START Records for processing

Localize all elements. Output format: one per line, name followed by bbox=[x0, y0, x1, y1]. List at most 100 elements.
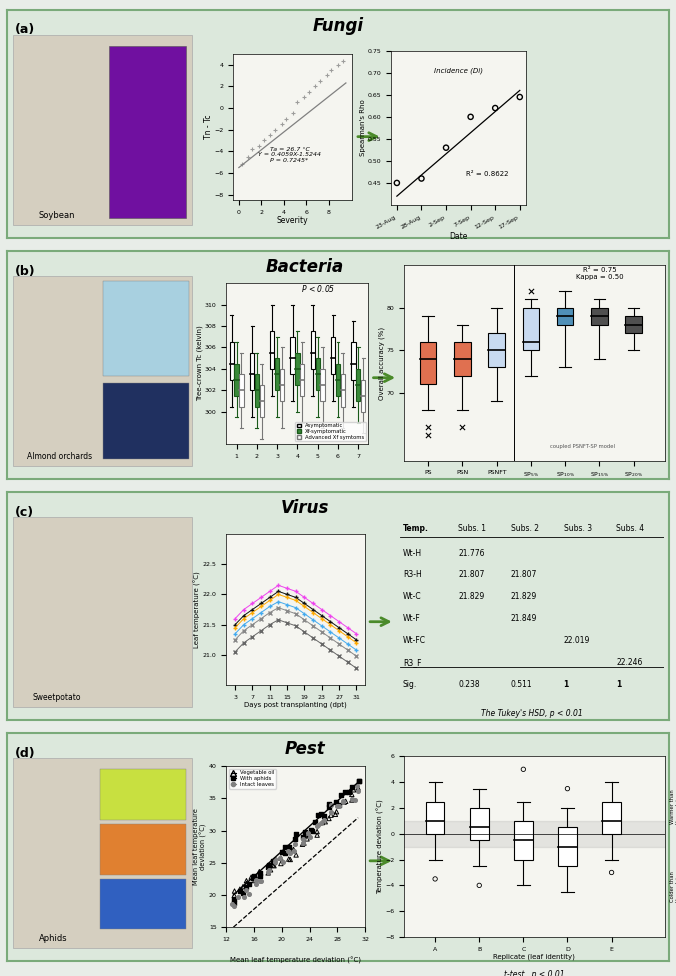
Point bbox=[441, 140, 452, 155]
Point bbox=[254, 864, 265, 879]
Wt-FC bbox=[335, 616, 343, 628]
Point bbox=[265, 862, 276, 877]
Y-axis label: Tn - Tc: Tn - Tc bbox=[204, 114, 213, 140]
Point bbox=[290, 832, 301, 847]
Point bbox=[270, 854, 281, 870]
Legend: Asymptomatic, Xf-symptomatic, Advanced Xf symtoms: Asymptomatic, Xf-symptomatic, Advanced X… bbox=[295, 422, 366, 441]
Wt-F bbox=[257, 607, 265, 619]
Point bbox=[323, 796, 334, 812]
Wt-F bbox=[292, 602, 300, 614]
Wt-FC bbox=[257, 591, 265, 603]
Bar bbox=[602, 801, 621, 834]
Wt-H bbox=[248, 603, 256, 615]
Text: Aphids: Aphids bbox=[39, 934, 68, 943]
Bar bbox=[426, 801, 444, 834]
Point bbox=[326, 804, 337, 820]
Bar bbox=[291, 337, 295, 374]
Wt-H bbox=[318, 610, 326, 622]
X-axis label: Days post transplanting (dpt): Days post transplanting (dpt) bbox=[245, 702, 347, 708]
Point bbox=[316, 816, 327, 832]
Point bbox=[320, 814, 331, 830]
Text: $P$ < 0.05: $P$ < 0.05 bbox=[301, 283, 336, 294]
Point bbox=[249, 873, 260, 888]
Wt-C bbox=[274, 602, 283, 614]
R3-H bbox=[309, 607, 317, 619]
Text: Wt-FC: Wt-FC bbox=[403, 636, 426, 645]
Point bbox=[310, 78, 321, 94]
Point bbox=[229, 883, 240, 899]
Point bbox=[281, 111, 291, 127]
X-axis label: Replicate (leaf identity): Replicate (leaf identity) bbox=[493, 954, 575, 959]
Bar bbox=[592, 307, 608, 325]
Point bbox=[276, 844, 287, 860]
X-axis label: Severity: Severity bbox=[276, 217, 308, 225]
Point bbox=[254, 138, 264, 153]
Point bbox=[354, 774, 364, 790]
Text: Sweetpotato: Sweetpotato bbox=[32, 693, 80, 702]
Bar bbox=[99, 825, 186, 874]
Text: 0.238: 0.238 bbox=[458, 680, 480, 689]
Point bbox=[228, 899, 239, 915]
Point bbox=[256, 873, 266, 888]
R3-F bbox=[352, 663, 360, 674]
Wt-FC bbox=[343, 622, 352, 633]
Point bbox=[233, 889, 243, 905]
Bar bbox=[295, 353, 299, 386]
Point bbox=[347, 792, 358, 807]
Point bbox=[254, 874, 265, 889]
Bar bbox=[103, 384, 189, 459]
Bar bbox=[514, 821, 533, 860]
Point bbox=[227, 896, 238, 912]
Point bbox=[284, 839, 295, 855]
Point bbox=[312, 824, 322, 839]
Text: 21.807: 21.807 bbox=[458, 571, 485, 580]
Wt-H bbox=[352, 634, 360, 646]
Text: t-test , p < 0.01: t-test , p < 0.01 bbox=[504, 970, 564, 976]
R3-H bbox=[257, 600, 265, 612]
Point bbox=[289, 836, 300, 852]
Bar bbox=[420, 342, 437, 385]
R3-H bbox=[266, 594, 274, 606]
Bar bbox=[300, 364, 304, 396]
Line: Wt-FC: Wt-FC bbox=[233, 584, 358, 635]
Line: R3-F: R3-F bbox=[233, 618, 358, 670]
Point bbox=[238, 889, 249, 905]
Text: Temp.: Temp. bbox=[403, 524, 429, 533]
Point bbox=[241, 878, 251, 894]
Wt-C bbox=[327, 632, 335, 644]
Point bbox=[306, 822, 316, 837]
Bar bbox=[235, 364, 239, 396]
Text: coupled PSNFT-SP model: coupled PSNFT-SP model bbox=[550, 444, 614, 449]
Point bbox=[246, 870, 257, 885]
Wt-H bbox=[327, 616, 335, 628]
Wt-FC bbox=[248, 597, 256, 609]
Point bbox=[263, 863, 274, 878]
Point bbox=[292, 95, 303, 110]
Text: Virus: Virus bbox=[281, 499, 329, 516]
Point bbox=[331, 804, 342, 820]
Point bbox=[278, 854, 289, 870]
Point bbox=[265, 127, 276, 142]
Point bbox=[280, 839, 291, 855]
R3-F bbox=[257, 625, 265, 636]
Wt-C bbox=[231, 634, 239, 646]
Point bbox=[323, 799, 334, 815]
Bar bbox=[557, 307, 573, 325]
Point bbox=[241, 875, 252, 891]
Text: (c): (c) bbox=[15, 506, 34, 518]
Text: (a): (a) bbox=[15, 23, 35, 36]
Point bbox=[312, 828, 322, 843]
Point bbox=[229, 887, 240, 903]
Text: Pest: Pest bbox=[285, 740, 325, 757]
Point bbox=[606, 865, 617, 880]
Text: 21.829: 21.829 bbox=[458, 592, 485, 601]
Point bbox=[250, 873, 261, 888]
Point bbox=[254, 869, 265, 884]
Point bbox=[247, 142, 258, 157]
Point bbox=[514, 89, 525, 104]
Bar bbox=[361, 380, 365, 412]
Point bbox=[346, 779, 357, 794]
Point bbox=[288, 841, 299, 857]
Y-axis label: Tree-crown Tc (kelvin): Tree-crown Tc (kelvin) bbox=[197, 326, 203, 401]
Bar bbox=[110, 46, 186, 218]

END Records for processing

> **Exercise prompt**
Starting from the data above, filter for lines with "label" and copy each one.

> **Your response**
Y-axis label: Tn - Tc: Tn - Tc bbox=[204, 114, 213, 140]
X-axis label: Days post transplanting (dpt): Days post transplanting (dpt) bbox=[245, 702, 347, 708]
X-axis label: Replicate (leaf identity): Replicate (leaf identity) bbox=[493, 954, 575, 959]
X-axis label: Severity: Severity bbox=[276, 217, 308, 225]
Y-axis label: Tree-crown Tc (kelvin): Tree-crown Tc (kelvin) bbox=[197, 326, 203, 401]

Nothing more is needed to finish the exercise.